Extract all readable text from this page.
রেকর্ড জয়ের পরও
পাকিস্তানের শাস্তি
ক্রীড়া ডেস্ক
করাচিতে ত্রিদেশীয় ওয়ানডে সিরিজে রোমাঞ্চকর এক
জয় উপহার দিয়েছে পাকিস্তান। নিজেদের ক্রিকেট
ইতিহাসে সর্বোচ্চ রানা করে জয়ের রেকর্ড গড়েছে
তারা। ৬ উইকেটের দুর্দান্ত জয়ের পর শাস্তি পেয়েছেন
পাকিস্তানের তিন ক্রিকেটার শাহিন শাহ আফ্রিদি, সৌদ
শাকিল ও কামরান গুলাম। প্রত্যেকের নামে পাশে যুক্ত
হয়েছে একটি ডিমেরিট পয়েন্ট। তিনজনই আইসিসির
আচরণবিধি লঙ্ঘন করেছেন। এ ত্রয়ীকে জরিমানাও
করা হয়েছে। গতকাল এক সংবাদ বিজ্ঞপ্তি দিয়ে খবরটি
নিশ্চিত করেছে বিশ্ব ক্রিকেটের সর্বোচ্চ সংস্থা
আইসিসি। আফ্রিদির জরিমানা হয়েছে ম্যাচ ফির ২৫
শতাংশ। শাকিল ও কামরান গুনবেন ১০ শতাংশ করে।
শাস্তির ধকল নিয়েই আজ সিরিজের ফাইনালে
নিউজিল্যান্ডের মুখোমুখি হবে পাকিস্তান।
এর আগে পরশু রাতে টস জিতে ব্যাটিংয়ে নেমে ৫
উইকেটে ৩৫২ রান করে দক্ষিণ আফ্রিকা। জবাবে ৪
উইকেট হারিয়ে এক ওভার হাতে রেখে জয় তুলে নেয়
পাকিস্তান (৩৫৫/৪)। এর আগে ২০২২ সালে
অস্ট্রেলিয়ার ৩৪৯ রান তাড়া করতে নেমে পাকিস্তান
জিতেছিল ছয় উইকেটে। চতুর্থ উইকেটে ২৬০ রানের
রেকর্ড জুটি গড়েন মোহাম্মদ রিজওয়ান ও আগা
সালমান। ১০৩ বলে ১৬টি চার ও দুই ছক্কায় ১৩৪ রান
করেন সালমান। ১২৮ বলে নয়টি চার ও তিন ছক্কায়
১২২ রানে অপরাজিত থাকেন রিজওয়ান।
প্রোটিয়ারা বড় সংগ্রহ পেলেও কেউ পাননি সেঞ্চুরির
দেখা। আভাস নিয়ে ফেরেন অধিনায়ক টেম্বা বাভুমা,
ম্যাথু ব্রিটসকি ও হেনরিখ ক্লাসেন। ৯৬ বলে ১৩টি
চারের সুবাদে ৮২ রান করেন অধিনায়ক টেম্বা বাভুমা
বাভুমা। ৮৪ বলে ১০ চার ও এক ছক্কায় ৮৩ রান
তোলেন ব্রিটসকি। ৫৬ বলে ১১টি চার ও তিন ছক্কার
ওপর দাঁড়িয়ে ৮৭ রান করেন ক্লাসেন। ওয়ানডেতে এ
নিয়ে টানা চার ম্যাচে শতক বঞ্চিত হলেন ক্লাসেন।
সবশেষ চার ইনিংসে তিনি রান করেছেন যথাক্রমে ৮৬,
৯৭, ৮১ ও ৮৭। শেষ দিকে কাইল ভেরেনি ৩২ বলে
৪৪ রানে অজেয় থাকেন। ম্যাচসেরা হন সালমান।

---+---

Using the data above, return each line exactly as written.

Extract all readable text from this page.
রেকর্ড জয়ের পরও
পাকিস্তানের শাস্তি
ক্রীড়া ডেস্ক
করাচিতে ত্রিদেশীয় ওয়ানডে সিরিজে রোমাঞ্চকর এক
জয় উপহার দিয়েছে পাকিস্তান। নিজেদের ক্রিকেট
ইতিহাসে সর্বোচ্চ রানা করে জয়ের রেকর্ড গড়েছে
তারা। ৬ উইকেটের দুর্দান্ত জয়ের পর শাস্তি পেয়েছেন
পাকিস্তানের তিন ক্রিকেটার শাহিন শাহ আফ্রিদি, সৌদ
শাকিল ও কামরান গুলাম। প্রত্যেকের নামে পাশে যুক্ত
হয়েছে একটি ডিমেরিট পয়েন্ট। তিনজনই আইসিসির
আচরণবিধি লঙ্ঘন করেছেন। এ ত্রয়ীকে জরিমানাও
করা হয়েছে। গতকাল এক সংবাদ বিজ্ঞপ্তি দিয়ে খবরটি
নিশ্চিত করেছে বিশ্ব ক্রিকেটের সর্বোচ্চ সংস্থা
আইসিসি। আফ্রিদির জরিমানা হয়েছে ম্যাচ ফির ২৫
শতাংশ। শাকিল ও কামরান গুনবেন ১০ শতাংশ করে।
শাস্তির ধকল নিয়েই আজ সিরিজের ফাইনালে
নিউজিল্যান্ডের মুখোমুখি হবে পাকিস্তান।
এর আগে পরশু রাতে টস জিতে ব্যাটিংয়ে নেমে ৫
উইকেটে ৩৫২ রান করে দক্ষিণ আফ্রিকা। জবাবে ৪
উইকেট হারিয়ে এক ওভার হাতে রেখে জয় তুলে নেয়
পাকিস্তান (৩৫৫/৪)। এর আগে ২০২২ সালে
অস্ট্রেলিয়ার ৩৪৯ রান তাড়া করতে নেমে পাকিস্তান
জিতেছিল ছয় উইকেটে। চতুর্থ উইকেটে ২৬০ রানের
রেকর্ড জুটি গড়েন মোহাম্মদ রিজওয়ান ও আগা
সালমান। ১০৩ বলে ১৬টি চার ও দুই ছক্কায় ১৩৪ রান
করেন সালমান। ১২৮ বলে নয়টি চার ও তিন ছক্কায়
১২২ রানে অপরাজিত থাকেন রিজওয়ান।
প্রোটিয়ারা বড় সংগ্রহ পেলেও কেউ পাননি সেঞ্চুরির
দেখা। আভাস নিয়ে ফেরেন অধিনায়ক টেম্বা বাভুমা,
ম্যাথু ব্রিটসকি ও হেনরিখ ক্লাসেন। ৯৬ বলে ১৩টি
চারের সুবাদে ৮২ রান করেন অধিনায়ক টেম্বা বাভুমা
বাভুমা। ৮৪ বলে ১০ চার ও এক ছক্কায় ৮৩ রান
তোলেন ব্রিটসকি। ৫৬ বলে ১১টি চার ও তিন ছক্কার
ওপর দাঁড়িয়ে ৮৭ রান করেন ক্লাসেন। ওয়ানডেতে এ
নিয়ে টানা চার ম্যাচে শতক বঞ্চিত হলেন ক্লাসেন।
সবশেষ চার ইনিংসে তিনি রান করেছেন যথাক্রমে ৮৬,
৯৭, ৮১ ও ৮৭। শেষ দিকে কাইল ভেরেনি ৩২ বলে
৪৪ রানে অজেয় থাকেন। ম্যাচসেরা হন সালমান।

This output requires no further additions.